### EXERCISE REQUIREMENTS
Repeat every record below exactly, but leave out any pictures.

### THE RECORDS

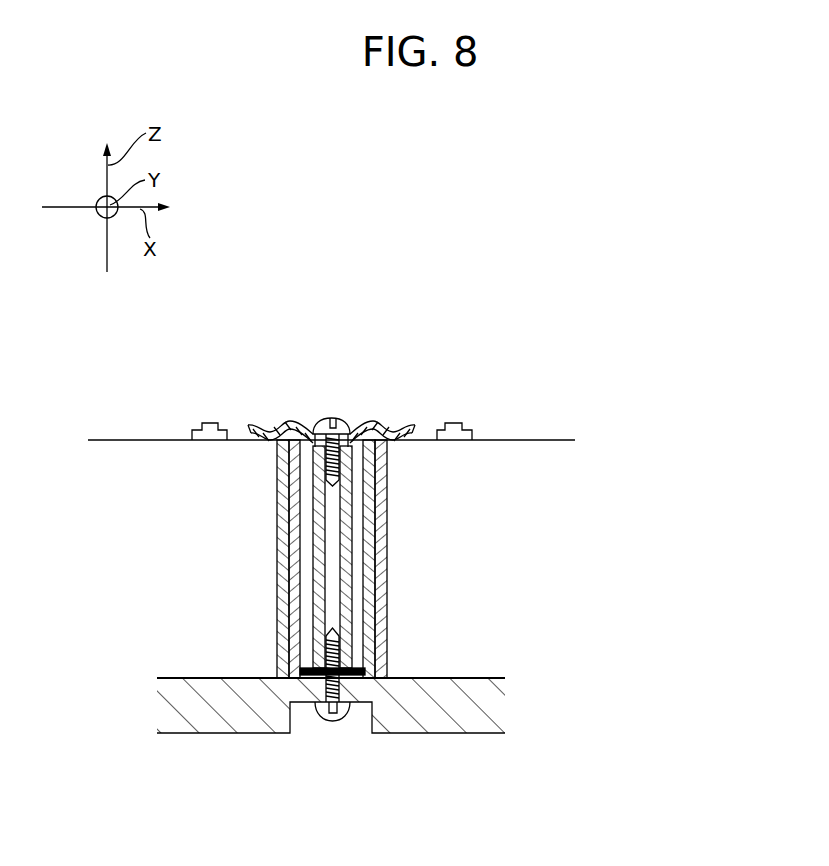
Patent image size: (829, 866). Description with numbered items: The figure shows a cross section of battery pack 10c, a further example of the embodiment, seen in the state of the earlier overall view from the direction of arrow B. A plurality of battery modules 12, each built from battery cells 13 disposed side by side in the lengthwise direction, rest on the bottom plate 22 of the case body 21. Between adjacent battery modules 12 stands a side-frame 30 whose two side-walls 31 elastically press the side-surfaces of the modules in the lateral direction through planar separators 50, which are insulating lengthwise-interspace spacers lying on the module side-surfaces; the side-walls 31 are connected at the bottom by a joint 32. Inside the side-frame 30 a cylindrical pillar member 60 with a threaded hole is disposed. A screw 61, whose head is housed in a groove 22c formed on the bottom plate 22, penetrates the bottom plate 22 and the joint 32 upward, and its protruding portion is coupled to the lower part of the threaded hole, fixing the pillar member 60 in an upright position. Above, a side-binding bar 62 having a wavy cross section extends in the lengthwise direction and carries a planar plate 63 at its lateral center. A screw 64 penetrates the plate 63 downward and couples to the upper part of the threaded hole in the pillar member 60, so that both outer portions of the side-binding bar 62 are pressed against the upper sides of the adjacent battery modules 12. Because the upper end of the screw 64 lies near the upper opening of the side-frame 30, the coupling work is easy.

The battery pack 10c is at (443, 346).
The battery module 12 is at (134, 438).
The battery cell 13 is at (489, 438).
The case body 21 is at (213, 742).
The bottom plate 22 is at (249, 734).
The groove 22c is at (306, 718).
The side-frame 30 is at (372, 556).
The side-wall 31 is at (290, 583).
The joint 32 is at (372, 648).
The separator 50 is at (277, 508).
The pillar member 60 is at (346, 535).
The screw 61 is at (351, 720).
The side-binding bar 62 is at (287, 417).
The plate 63 is at (347, 414).
The screw 64 is at (321, 414).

### SOLUTION TO THIS PROBLEM
Patent image size: (829, 866). Description with numbered items: The figure shows a cross section of battery pack 10c, a further example of the embodiment, seen in the state of the earlier overall view from the direction of arrow B. A plurality of battery modules 12, each built from battery cells 13 disposed side by side in the lengthwise direction, rest on the bottom plate 22 of the case body 21. Between adjacent battery modules 12 stands a side-frame 30 whose two side-walls 31 elastically press the side-surfaces of the modules in the lateral direction through planar separators 50, which are insulating lengthwise-interspace spacers lying on the module side-surfaces; the side-walls 31 are connected at the bottom by a joint 32. Inside the side-frame 30 a cylindrical pillar member 60 with a threaded hole is disposed. A screw 61, whose head is housed in a groove 22c formed on the bottom plate 22, penetrates the bottom plate 22 and the joint 32 upward, and its protruding portion is coupled to the lower part of the threaded hole, fixing the pillar member 60 in an upright position. Above, a side-binding bar 62 having a wavy cross section extends in the lengthwise direction and carries a planar plate 63 at its lateral center. A screw 64 penetrates the plate 63 downward and couples to the upper part of the threaded hole in the pillar member 60, so that both outer portions of the side-binding bar 62 are pressed against the upper sides of the adjacent battery modules 12. Because the upper end of the screw 64 lies near the upper opening of the side-frame 30, the coupling work is easy.

The battery pack 10c is at (443, 346).
The battery module 12 is at (134, 438).
The battery cell 13 is at (489, 438).
The case body 21 is at (213, 742).
The bottom plate 22 is at (249, 734).
The groove 22c is at (306, 718).
The side-frame 30 is at (372, 556).
The side-wall 31 is at (290, 583).
The joint 32 is at (372, 648).
The separator 50 is at (277, 508).
The pillar member 60 is at (346, 535).
The screw 61 is at (351, 720).
The side-binding bar 62 is at (287, 417).
The plate 63 is at (347, 414).
The screw 64 is at (321, 414).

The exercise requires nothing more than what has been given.